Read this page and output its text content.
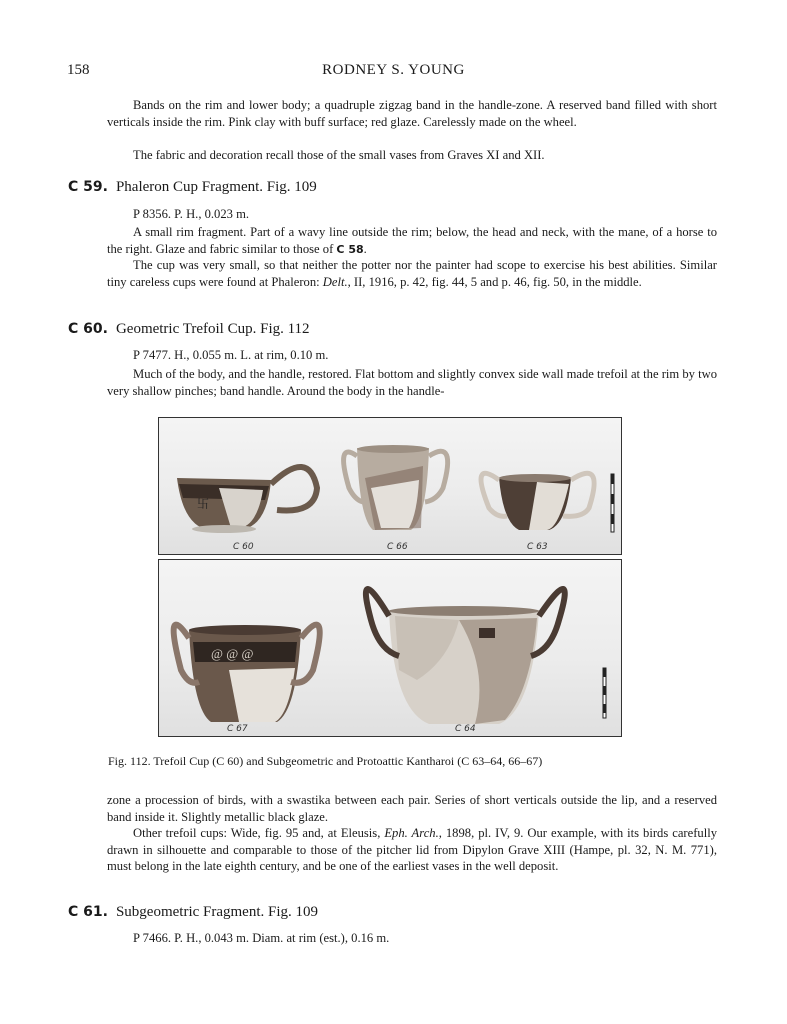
158	RODNEY S. YOUNG

Bands on the rim and lower body; a quadruple zigzag band in the handle-zone. A reserved band filled with short verticals inside the rim. Pink clay with buff surface; red glaze. Carelessly made on the wheel.

The fabric and decoration recall those of the small vases from Graves XI and XII.

C 59. Phaleron Cup Fragment. Fig. 109
P 8356. P. H., 0.023 m.

A small rim fragment. Part of a wavy line outside the rim; below, the head and neck, with the mane, of a horse to the right. Glaze and fabric similar to those of C 58.

The cup was very small, so that neither the potter nor the painter had scope to exercise his best abilities. Similar tiny careless cups were found at Phaleron: Delt., II, 1916, p. 42, fig. 44, 5 and p. 46, fig. 50, in the middle.

C 60. Geometric Trefoil Cup. Fig. 112
P 7477. H., 0.055 m. L. at rim, 0.10 m.

Much of the body, and the handle, restored. Flat bottom and slightly convex side wall made trefoil at the rim by two very shallow pinches; band handle. Around the body in the handle-

卐
C 60	C 66	C 63
@ @ @
C 67	C 64
Fig. 112. Trefoil Cup (C 60) and Subgeometric and Protoattic Kantharoi (C 63–64, 66–67)

zone a procession of birds, with a swastika between each pair. Series of short verticals outside the lip, and a reserved band inside it. Slightly metallic black glaze.

Other trefoil cups: Wide, fig. 95 and, at Eleusis, Eph. Arch., 1898, pl. IV, 9. Our example, with its birds carefully drawn in silhouette and comparable to those of the pitcher lid from Dipylon Grave XIII (Hampe, pl. 32, N. M. 771), must belong in the late eighth century, and be one of the earliest vases in the well deposit.

C 61. Subgeometric Fragment. Fig. 109
P 7466. P. H., 0.043 m. Diam. at rim (est.), 0.16 m.
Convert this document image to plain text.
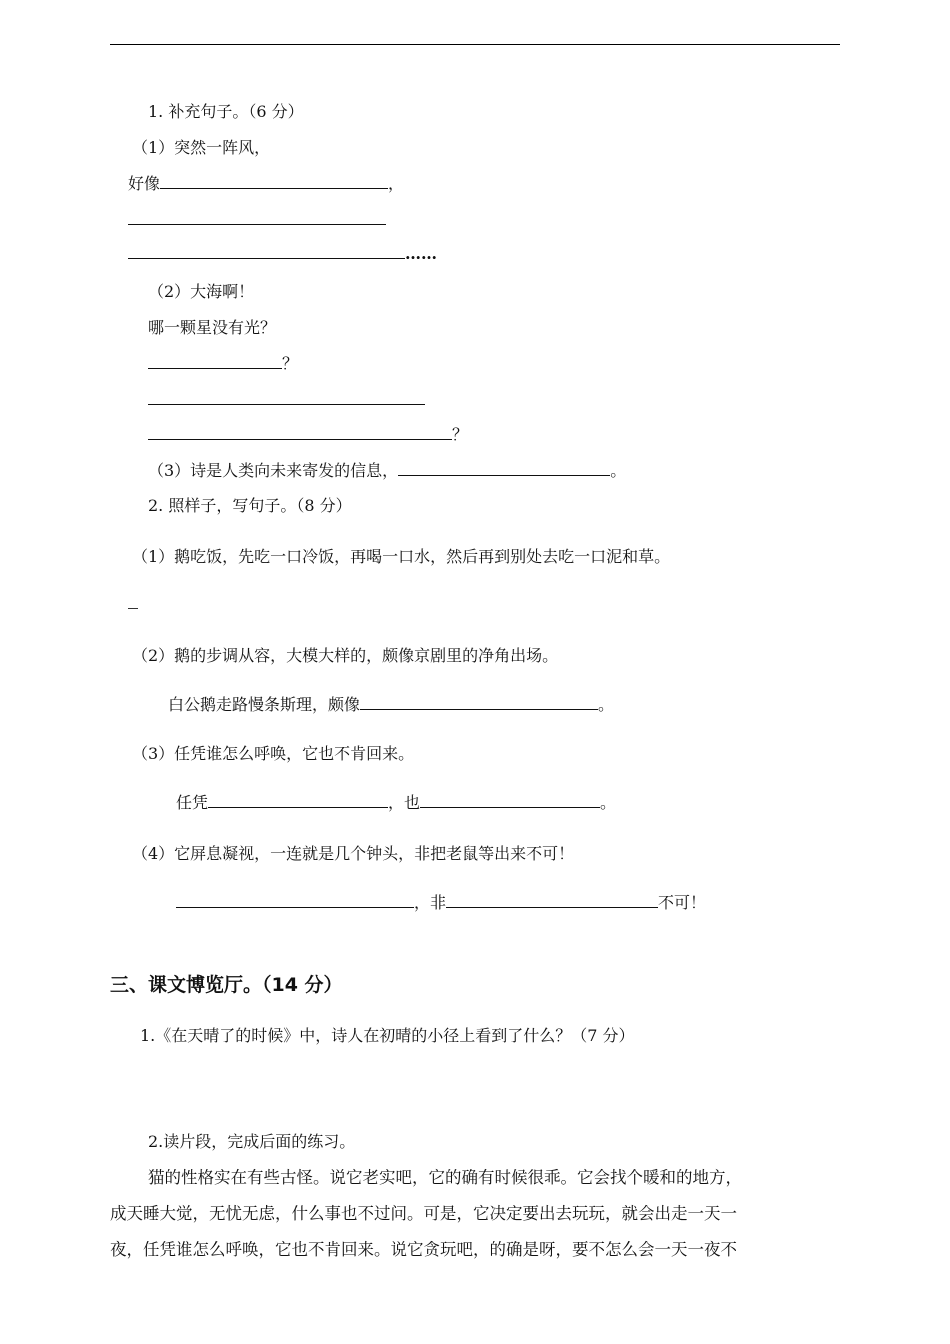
1. 补充句子。（6 分）
（1）突然一阵风，
好像	，
……
（2）大海啊！
哪一颗星没有光？
？
？
（3）诗是人类向未来寄发的信息，	。
2. 照样子，写句子。（8 分）
（1）鹅吃饭，先吃一口冷饭，再喝一口水，然后再到别处去吃一口泥和草。
（2）鹅的步调从容，大模大样的，颇像京剧里的净角出场。
白公鹅走路慢条斯理，颇像	。
（3）任凭谁怎么呼唤，它也不肯回来。
任凭	，也	。
（4）它屏息凝视，一连就是几个钟头，非把老鼠等出来不可！
，非	不可！
三、课文博览厅。（14 分）
1.《在天晴了的时候》中，诗人在初晴的小径上看到了什么？（7 分）
2.读片段，完成后面的练习。
猫的性格实在有些古怪。说它老实吧，它的确有时候很乖。它会找个暖和的地方，
成天睡大觉，无忧无虑，什么事也不过问。可是，它决定要出去玩玩，就会出走一天一
夜，任凭谁怎么呼唤，它也不肯回来。说它贪玩吧，的确是呀，要不怎么会一天一夜不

**WHAT IS NEEDED**. Repeat exactly the lines above, from the line containing "Convert this document image to plain text." through the last line of the records, inclusive; omit any pictures.

**FINISHED TASK**.
Convert this document image to plain text.
1. 补充句子。（6 分）
（1）突然一阵风，
好像	，
……
（2）大海啊！
哪一颗星没有光？
？
？
（3）诗是人类向未来寄发的信息，	。
2. 照样子，写句子。（8 分）
（1）鹅吃饭，先吃一口冷饭，再喝一口水，然后再到别处去吃一口泥和草。
（2）鹅的步调从容，大模大样的，颇像京剧里的净角出场。
白公鹅走路慢条斯理，颇像	。
（3）任凭谁怎么呼唤，它也不肯回来。
任凭	，也	。
（4）它屏息凝视，一连就是几个钟头，非把老鼠等出来不可！
，非	不可！
三、课文博览厅。（14 分）
1.《在天晴了的时候》中，诗人在初晴的小径上看到了什么？（7 分）
2.读片段，完成后面的练习。
猫的性格实在有些古怪。说它老实吧，它的确有时候很乖。它会找个暖和的地方，
成天睡大觉，无忧无虑，什么事也不过问。可是，它决定要出去玩玩，就会出走一天一
夜，任凭谁怎么呼唤，它也不肯回来。说它贪玩吧，的确是呀，要不怎么会一天一夜不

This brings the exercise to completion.